Data records:

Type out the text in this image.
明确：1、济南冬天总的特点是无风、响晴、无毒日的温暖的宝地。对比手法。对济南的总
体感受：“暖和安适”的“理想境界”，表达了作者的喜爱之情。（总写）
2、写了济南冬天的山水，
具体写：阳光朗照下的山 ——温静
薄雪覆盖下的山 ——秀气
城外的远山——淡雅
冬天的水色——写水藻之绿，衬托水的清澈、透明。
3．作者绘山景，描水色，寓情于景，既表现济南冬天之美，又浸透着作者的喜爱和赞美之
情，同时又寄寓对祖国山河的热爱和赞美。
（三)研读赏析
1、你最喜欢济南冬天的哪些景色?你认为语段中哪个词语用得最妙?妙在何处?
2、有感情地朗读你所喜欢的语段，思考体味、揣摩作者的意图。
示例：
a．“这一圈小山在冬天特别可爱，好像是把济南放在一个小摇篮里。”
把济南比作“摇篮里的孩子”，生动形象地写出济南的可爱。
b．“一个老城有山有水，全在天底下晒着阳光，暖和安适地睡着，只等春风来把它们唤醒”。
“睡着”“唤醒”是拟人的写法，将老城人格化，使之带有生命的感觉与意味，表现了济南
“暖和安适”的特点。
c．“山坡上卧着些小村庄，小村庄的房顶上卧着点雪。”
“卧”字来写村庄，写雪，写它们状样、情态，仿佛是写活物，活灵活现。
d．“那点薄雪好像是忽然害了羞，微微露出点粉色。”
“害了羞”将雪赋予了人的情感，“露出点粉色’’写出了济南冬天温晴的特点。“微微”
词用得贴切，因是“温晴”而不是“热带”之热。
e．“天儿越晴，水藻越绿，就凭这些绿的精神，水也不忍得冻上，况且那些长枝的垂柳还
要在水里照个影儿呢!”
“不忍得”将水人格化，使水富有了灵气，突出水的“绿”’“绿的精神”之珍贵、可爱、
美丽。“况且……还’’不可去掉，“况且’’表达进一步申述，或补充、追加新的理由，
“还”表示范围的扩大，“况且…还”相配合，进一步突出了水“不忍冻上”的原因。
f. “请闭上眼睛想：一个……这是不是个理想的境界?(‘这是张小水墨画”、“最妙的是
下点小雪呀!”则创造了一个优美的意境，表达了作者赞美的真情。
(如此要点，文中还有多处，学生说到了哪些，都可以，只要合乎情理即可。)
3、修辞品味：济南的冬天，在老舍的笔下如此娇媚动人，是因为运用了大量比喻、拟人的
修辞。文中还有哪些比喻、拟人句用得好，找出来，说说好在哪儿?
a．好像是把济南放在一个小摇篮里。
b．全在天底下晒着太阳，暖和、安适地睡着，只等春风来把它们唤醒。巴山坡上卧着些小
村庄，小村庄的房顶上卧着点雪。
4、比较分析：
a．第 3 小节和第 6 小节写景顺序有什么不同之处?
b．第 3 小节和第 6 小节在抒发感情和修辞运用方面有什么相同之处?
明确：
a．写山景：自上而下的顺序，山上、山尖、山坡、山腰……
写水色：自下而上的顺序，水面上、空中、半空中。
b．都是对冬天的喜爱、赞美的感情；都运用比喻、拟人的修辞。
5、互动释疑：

What the task asks: Go through the records and print each one exactly.

Full response:
Type out the text in this image.
明确：1、济南冬天总的特点是无风、响晴、无毒日的温暖的宝地。对比手法。对济南的总
体感受：“暖和安适”的“理想境界”，表达了作者的喜爱之情。（总写）
2、写了济南冬天的山水，
具体写：阳光朗照下的山 ——温静
薄雪覆盖下的山 ——秀气
城外的远山——淡雅
冬天的水色——写水藻之绿，衬托水的清澈、透明。
3．作者绘山景，描水色，寓情于景，既表现济南冬天之美，又浸透着作者的喜爱和赞美之
情，同时又寄寓对祖国山河的热爱和赞美。
（三)研读赏析
1、你最喜欢济南冬天的哪些景色?你认为语段中哪个词语用得最妙?妙在何处?
2、有感情地朗读你所喜欢的语段，思考体味、揣摩作者的意图。
示例：
a．“这一圈小山在冬天特别可爱，好像是把济南放在一个小摇篮里。”
把济南比作“摇篮里的孩子”，生动形象地写出济南的可爱。
b．“一个老城有山有水，全在天底下晒着阳光，暖和安适地睡着，只等春风来把它们唤醒”。
“睡着”“唤醒”是拟人的写法，将老城人格化，使之带有生命的感觉与意味，表现了济南
“暖和安适”的特点。
c．“山坡上卧着些小村庄，小村庄的房顶上卧着点雪。”
“卧”字来写村庄，写雪，写它们状样、情态，仿佛是写活物，活灵活现。
d．“那点薄雪好像是忽然害了羞，微微露出点粉色。”
“害了羞”将雪赋予了人的情感，“露出点粉色’’写出了济南冬天温晴的特点。“微微”
词用得贴切，因是“温晴”而不是“热带”之热。
e．“天儿越晴，水藻越绿，就凭这些绿的精神，水也不忍得冻上，况且那些长枝的垂柳还
要在水里照个影儿呢!”
“不忍得”将水人格化，使水富有了灵气，突出水的“绿”’“绿的精神”之珍贵、可爱、
美丽。“况且……还’’不可去掉，“况且’’表达进一步申述，或补充、追加新的理由，
“还”表示范围的扩大，“况且…还”相配合，进一步突出了水“不忍冻上”的原因。
f. “请闭上眼睛想：一个……这是不是个理想的境界?(‘这是张小水墨画”、“最妙的是
下点小雪呀!”则创造了一个优美的意境，表达了作者赞美的真情。
(如此要点，文中还有多处，学生说到了哪些，都可以，只要合乎情理即可。)
3、修辞品味：济南的冬天，在老舍的笔下如此娇媚动人，是因为运用了大量比喻、拟人的
修辞。文中还有哪些比喻、拟人句用得好，找出来，说说好在哪儿?
a．好像是把济南放在一个小摇篮里。
b．全在天底下晒着太阳，暖和、安适地睡着，只等春风来把它们唤醒。巴山坡上卧着些小
村庄，小村庄的房顶上卧着点雪。
4、比较分析：
a．第 3 小节和第 6 小节写景顺序有什么不同之处?
b．第 3 小节和第 6 小节在抒发感情和修辞运用方面有什么相同之处?
明确：
a．写山景：自上而下的顺序，山上、山尖、山坡、山腰……
写水色：自下而上的顺序，水面上、空中、半空中。
b．都是对冬天的喜爱、赞美的感情；都运用比喻、拟人的修辞。
5、互动释疑：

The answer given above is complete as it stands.